(SUPPLIED DATA):
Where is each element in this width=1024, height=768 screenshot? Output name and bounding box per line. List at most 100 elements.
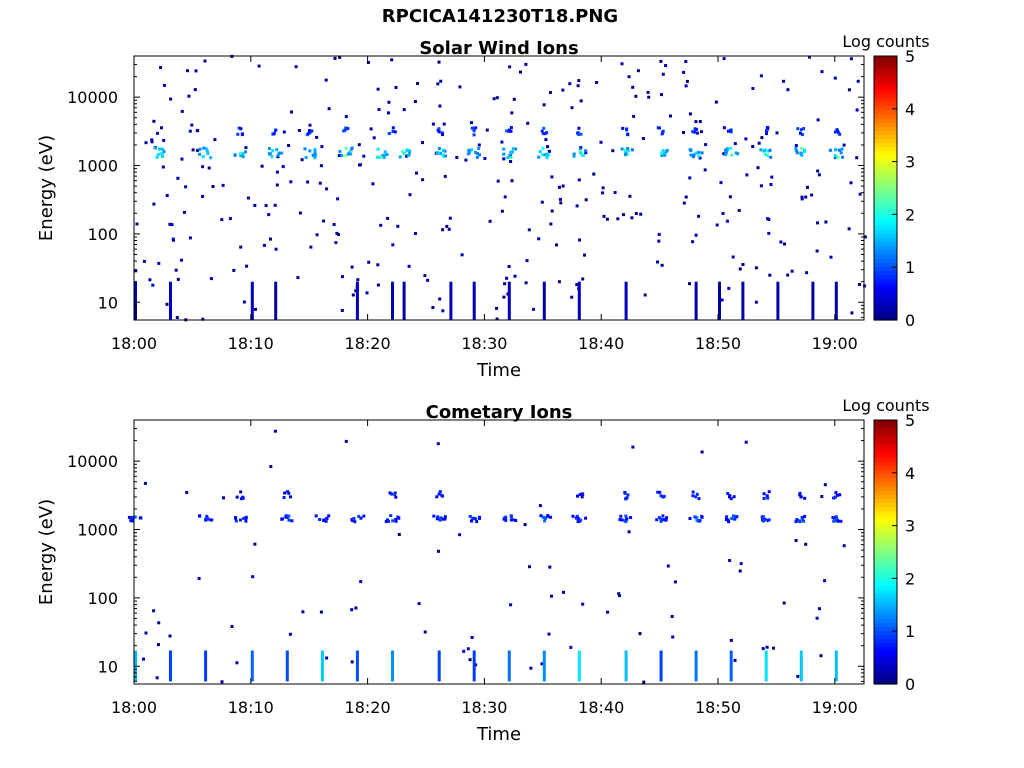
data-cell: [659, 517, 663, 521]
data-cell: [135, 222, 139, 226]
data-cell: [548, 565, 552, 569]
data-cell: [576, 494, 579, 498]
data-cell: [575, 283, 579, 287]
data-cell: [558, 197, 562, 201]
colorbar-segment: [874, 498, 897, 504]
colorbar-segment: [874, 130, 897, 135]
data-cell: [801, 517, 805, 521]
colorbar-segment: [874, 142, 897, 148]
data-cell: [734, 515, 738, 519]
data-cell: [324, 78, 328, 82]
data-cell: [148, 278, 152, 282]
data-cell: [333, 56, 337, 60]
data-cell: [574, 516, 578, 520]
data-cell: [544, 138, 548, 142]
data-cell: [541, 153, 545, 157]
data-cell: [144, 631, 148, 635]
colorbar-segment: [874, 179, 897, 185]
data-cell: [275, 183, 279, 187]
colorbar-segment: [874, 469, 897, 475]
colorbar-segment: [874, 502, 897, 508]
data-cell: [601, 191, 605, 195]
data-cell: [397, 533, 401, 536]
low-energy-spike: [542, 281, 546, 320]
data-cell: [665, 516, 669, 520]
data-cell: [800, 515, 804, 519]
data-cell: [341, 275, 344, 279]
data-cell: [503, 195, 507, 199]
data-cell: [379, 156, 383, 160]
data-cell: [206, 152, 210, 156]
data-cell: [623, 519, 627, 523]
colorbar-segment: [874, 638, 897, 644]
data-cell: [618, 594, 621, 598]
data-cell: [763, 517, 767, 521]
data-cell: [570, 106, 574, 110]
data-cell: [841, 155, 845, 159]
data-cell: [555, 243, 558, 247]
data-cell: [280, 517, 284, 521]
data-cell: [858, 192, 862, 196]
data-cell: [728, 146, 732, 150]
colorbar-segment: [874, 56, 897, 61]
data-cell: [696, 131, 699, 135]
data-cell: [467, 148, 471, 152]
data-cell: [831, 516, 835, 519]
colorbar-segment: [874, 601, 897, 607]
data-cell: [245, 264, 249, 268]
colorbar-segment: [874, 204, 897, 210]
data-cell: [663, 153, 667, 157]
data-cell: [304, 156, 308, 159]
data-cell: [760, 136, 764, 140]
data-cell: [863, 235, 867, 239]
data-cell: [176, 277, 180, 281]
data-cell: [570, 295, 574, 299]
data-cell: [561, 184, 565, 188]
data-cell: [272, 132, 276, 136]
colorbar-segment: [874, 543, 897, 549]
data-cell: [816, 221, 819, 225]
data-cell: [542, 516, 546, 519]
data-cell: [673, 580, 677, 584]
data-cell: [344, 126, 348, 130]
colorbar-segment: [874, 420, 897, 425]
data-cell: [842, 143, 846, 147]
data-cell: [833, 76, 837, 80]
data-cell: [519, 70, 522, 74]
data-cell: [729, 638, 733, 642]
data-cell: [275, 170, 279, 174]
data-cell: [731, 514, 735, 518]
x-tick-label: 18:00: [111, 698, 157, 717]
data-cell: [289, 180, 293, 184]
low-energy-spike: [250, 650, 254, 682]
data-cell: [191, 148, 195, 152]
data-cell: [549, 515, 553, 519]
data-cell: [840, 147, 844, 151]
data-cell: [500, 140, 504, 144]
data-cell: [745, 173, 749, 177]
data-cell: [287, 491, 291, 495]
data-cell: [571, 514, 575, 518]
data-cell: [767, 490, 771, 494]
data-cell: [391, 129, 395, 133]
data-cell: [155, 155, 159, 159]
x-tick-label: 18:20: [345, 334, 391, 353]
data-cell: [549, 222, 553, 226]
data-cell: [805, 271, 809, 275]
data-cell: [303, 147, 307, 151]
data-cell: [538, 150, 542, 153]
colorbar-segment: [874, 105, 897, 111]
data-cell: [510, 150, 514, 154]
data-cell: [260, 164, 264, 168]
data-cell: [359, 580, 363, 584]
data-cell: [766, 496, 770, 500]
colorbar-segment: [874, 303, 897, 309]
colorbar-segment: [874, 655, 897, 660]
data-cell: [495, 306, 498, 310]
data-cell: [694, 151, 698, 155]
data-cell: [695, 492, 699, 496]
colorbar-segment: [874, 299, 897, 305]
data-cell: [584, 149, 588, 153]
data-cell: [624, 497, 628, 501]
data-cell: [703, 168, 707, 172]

(BRIEF):
Write out every line of the rows above without changing anything, and leave the pictures out.

(SOLUTION FOR THIS PROBLEM):
Where is each element in this width=1024, height=768 screenshot? Output name and bounding box per line. List at most 100 elements.
data-cell: [659, 517, 663, 521]
data-cell: [135, 222, 139, 226]
data-cell: [548, 565, 552, 569]
data-cell: [576, 494, 579, 498]
data-cell: [575, 283, 579, 287]
data-cell: [558, 197, 562, 201]
colorbar-segment: [874, 498, 897, 504]
colorbar-segment: [874, 130, 897, 135]
data-cell: [801, 517, 805, 521]
colorbar-segment: [874, 142, 897, 148]
data-cell: [734, 515, 738, 519]
data-cell: [324, 78, 328, 82]
data-cell: [148, 278, 152, 282]
data-cell: [333, 56, 337, 60]
data-cell: [574, 516, 578, 520]
data-cell: [544, 138, 548, 142]
data-cell: [541, 153, 545, 157]
data-cell: [144, 631, 148, 635]
colorbar-segment: [874, 179, 897, 185]
data-cell: [275, 183, 279, 187]
colorbar-segment: [874, 469, 897, 475]
colorbar-segment: [874, 502, 897, 508]
data-cell: [601, 191, 605, 195]
data-cell: [397, 533, 401, 536]
low-energy-spike: [542, 281, 546, 320]
data-cell: [665, 516, 669, 520]
data-cell: [800, 515, 804, 519]
data-cell: [341, 275, 344, 279]
data-cell: [503, 195, 507, 199]
data-cell: [379, 156, 383, 160]
data-cell: [206, 152, 210, 156]
data-cell: [623, 519, 627, 523]
colorbar-segment: [874, 638, 897, 644]
data-cell: [618, 594, 621, 598]
data-cell: [763, 517, 767, 521]
data-cell: [570, 106, 574, 110]
data-cell: [841, 155, 845, 159]
data-cell: [555, 243, 558, 247]
data-cell: [280, 517, 284, 521]
data-cell: [858, 192, 862, 196]
data-cell: [728, 146, 732, 150]
colorbar-segment: [874, 56, 897, 61]
data-cell: [696, 131, 699, 135]
data-cell: [467, 148, 471, 152]
data-cell: [831, 516, 835, 519]
colorbar-segment: [874, 601, 897, 607]
data-cell: [245, 264, 249, 268]
colorbar-segment: [874, 204, 897, 210]
data-cell: [663, 153, 667, 157]
data-cell: [304, 156, 308, 159]
data-cell: [760, 136, 764, 140]
data-cell: [863, 235, 867, 239]
data-cell: [176, 277, 180, 281]
data-cell: [570, 295, 574, 299]
data-cell: [561, 184, 565, 188]
data-cell: [272, 132, 276, 136]
colorbar-segment: [874, 543, 897, 549]
data-cell: [816, 221, 819, 225]
data-cell: [542, 516, 546, 519]
data-cell: [673, 580, 677, 584]
data-cell: [344, 126, 348, 130]
colorbar-segment: [874, 420, 897, 425]
data-cell: [842, 143, 846, 147]
data-cell: [833, 76, 837, 80]
data-cell: [519, 70, 522, 74]
data-cell: [729, 638, 733, 642]
data-cell: [275, 170, 279, 174]
data-cell: [731, 514, 735, 518]
x-tick-label: 18:00: [111, 698, 157, 717]
data-cell: [289, 180, 293, 184]
low-energy-spike: [250, 650, 254, 682]
data-cell: [191, 148, 195, 152]
data-cell: [549, 515, 553, 519]
data-cell: [840, 147, 844, 151]
data-cell: [500, 140, 504, 144]
data-cell: [745, 173, 749, 177]
data-cell: [287, 491, 291, 495]
data-cell: [571, 514, 575, 518]
data-cell: [767, 490, 771, 494]
data-cell: [391, 129, 395, 133]
data-cell: [155, 155, 159, 159]
x-tick-label: 18:20: [345, 334, 391, 353]
data-cell: [549, 222, 553, 226]
data-cell: [805, 271, 809, 275]
data-cell: [303, 147, 307, 151]
data-cell: [538, 150, 542, 153]
colorbar-segment: [874, 105, 897, 111]
data-cell: [510, 150, 514, 154]
data-cell: [260, 164, 264, 168]
data-cell: [359, 580, 363, 584]
data-cell: [766, 496, 770, 500]
colorbar-segment: [874, 303, 897, 309]
colorbar-segment: [874, 655, 897, 660]
data-cell: [495, 306, 498, 310]
data-cell: [694, 151, 698, 155]
data-cell: [695, 492, 699, 496]
colorbar-segment: [874, 299, 897, 305]
data-cell: [584, 149, 588, 153]
data-cell: [624, 497, 628, 501]
data-cell: [703, 168, 707, 172]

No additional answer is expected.